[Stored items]
* start *

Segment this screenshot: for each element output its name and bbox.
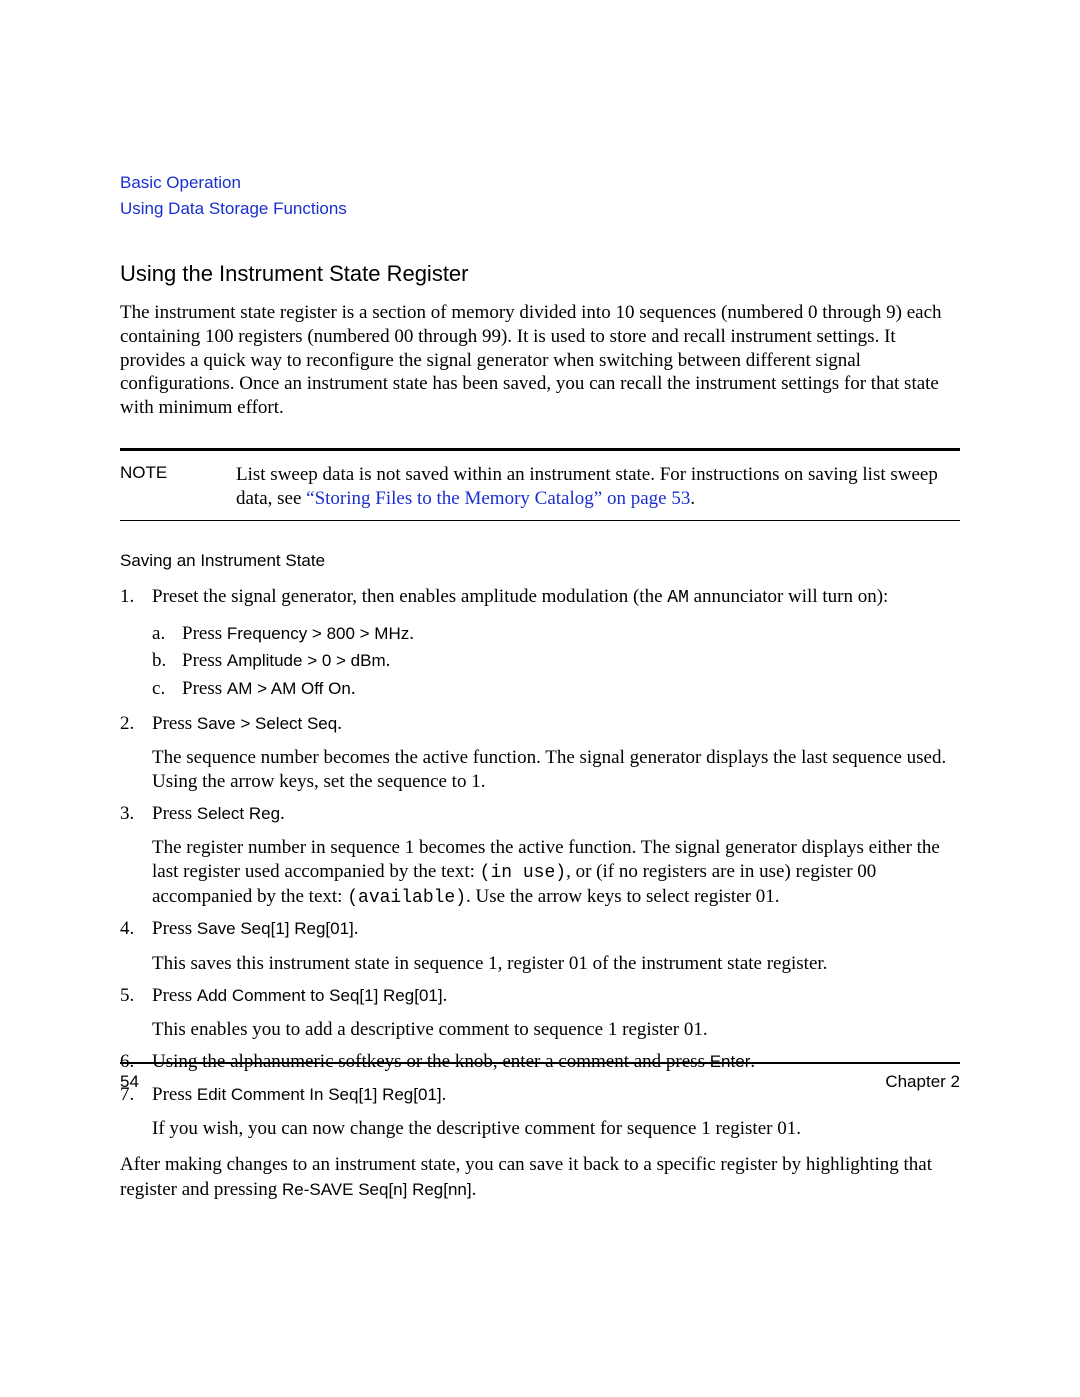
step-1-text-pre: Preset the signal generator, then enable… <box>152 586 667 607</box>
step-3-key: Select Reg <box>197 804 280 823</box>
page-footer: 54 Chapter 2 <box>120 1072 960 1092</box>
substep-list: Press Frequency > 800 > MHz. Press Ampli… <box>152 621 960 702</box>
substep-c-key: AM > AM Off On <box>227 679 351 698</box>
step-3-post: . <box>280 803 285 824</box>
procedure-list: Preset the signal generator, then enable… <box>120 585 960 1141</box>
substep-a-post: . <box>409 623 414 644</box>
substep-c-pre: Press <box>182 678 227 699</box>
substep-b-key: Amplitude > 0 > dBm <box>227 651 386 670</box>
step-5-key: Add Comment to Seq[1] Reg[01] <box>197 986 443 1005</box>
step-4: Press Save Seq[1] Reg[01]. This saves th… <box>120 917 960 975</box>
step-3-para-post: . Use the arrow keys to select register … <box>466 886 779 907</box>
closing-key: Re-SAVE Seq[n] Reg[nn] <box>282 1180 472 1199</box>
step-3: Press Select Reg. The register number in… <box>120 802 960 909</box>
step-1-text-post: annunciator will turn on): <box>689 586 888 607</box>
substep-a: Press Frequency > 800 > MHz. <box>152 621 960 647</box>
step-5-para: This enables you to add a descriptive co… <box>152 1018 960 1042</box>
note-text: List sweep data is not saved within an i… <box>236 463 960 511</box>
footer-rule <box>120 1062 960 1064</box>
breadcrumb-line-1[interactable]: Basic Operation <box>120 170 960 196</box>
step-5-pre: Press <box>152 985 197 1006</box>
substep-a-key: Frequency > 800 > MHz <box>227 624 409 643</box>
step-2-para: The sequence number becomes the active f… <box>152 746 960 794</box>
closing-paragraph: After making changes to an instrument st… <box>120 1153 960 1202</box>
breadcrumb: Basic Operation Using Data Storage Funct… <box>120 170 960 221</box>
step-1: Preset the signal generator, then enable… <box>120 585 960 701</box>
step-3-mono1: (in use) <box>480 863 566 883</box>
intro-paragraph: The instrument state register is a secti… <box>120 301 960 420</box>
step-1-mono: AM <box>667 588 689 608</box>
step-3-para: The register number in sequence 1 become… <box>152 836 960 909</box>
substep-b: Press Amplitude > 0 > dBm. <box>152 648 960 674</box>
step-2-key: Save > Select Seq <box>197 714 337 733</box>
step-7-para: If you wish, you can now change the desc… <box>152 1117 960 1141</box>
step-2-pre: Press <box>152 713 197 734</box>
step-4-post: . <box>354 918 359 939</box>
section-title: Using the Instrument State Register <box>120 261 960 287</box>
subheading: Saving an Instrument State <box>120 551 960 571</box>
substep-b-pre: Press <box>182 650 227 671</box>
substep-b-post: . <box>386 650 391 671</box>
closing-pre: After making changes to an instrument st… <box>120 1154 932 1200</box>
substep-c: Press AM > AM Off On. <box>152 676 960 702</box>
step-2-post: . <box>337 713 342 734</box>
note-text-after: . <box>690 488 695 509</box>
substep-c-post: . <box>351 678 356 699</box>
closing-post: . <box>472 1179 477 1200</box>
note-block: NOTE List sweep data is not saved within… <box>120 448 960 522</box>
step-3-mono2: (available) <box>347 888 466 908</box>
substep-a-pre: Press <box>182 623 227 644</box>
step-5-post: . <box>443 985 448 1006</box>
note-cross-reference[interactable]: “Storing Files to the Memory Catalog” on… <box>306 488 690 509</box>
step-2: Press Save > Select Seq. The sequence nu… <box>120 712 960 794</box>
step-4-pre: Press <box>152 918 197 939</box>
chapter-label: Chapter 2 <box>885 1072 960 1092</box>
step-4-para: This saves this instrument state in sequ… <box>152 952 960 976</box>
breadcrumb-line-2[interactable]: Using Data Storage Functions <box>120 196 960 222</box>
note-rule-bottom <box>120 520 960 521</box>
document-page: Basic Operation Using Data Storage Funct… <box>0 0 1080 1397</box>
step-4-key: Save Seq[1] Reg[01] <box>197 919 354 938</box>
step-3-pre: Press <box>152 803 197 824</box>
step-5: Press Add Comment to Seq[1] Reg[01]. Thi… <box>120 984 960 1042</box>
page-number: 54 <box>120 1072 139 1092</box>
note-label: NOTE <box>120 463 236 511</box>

* end *

_Stated task_
Can you change "signal generator" to "signal source" everywhere in the records and give the lines again with nothing else altered and the pictures left out?

_Finished answer_
Segment this screenshot: for each element output its name and bbox.
step-1-text-pre: Preset the signal source, then enable… <box>152 586 667 607</box>
step-3-key: Select Reg <box>197 804 280 823</box>
page-footer: 54 Chapter 2 <box>120 1072 960 1092</box>
substep-list: Press Frequency > 800 > MHz. Press Ampli… <box>152 621 960 702</box>
substep-c-key: AM > AM Off On <box>227 679 351 698</box>
step-3-post: . <box>280 803 285 824</box>
procedure-list: Preset the signal source, then enable… <box>120 585 960 1141</box>
substep-a-post: . <box>409 623 414 644</box>
substep-c-pre: Press <box>182 678 227 699</box>
substep-b-key: Amplitude > 0 > dBm <box>227 651 386 670</box>
step-5-key: Add Comment to Seq[1] Reg[01] <box>197 986 443 1005</box>
step-4: Press Save Seq[1] Reg[01]. This saves th… <box>120 917 960 975</box>
step-3-para-post: . Use the arrow keys to select register … <box>466 886 779 907</box>
closing-key: Re-SAVE Seq[n] Reg[nn] <box>282 1180 472 1199</box>
step-3: Press Select Reg. The register number in… <box>120 802 960 909</box>
step-1-text-post: annunciator will turn on): <box>689 586 888 607</box>
substep-a: Press Frequency > 800 > MHz. <box>152 621 960 647</box>
step-5-para: This enables you to add a descriptive co… <box>152 1018 960 1042</box>
note-text: List sweep data is not saved within an i… <box>236 463 960 511</box>
footer-rule <box>120 1062 960 1064</box>
breadcrumb-line-1[interactable]: Basic Operation <box>120 170 960 196</box>
step-5-pre: Press <box>152 985 197 1006</box>
substep-a-key: Frequency > 800 > MHz <box>227 624 409 643</box>
step-2-para: The sequence number becomes the active f… <box>152 746 960 794</box>
closing-paragraph: After making changes to an instrument st… <box>120 1153 960 1202</box>
breadcrumb: Basic Operation Using Data Storage Funct… <box>120 170 960 221</box>
step-1: Preset the signal source, then enable… <box>120 585 960 701</box>
step-3-mono1: (in use) <box>480 863 566 883</box>
intro-paragraph: The instrument state register is a secti… <box>120 301 960 420</box>
step-1-mono: AM <box>667 588 689 608</box>
step-3-para: The register number in sequence 1 become… <box>152 836 960 909</box>
substep-b: Press Amplitude > 0 > dBm. <box>152 648 960 674</box>
step-2-key: Save > Select Seq <box>197 714 337 733</box>
step-7-para: If you wish, you can now change the desc… <box>152 1117 960 1141</box>
step-2-pre: Press <box>152 713 197 734</box>
step-4-post: . <box>354 918 359 939</box>
section-title: Using the Instrument State Register <box>120 261 960 287</box>
subheading: Saving an Instrument State <box>120 551 960 571</box>
substep-b-pre: Press <box>182 650 227 671</box>
substep-b-post: . <box>386 650 391 671</box>
closing-pre: After making changes to an instrument st… <box>120 1154 932 1200</box>
substep-c: Press AM > AM Off On. <box>152 676 960 702</box>
step-2-post: . <box>337 713 342 734</box>
note-text-after: . <box>690 488 695 509</box>
substep-c-post: . <box>351 678 356 699</box>
closing-post: . <box>472 1179 477 1200</box>
note-block: NOTE List sweep data is not saved within… <box>120 448 960 522</box>
step-3-mono2: (available) <box>347 888 466 908</box>
substep-a-pre: Press <box>182 623 227 644</box>
step-5-post: . <box>443 985 448 1006</box>
note-cross-reference[interactable]: “Storing Files to the Memory Catalog” on… <box>306 488 690 509</box>
step-2: Press Save > Select Seq. The sequence nu… <box>120 712 960 794</box>
step-4-pre: Press <box>152 918 197 939</box>
chapter-label: Chapter 2 <box>885 1072 960 1092</box>
step-4-para: This saves this instrument state in sequ… <box>152 952 960 976</box>
breadcrumb-line-2[interactable]: Using Data Storage Functions <box>120 196 960 222</box>
note-rule-bottom <box>120 520 960 521</box>
document-page: Basic Operation Using Data Storage Funct… <box>0 0 1080 1397</box>
step-4-key: Save Seq[1] Reg[01] <box>197 919 354 938</box>
step-3-pre: Press <box>152 803 197 824</box>
step-5: Press Add Comment to Seq[1] Reg[01]. Thi… <box>120 984 960 1042</box>
page-number: 54 <box>120 1072 139 1092</box>
note-label: NOTE <box>120 463 236 511</box>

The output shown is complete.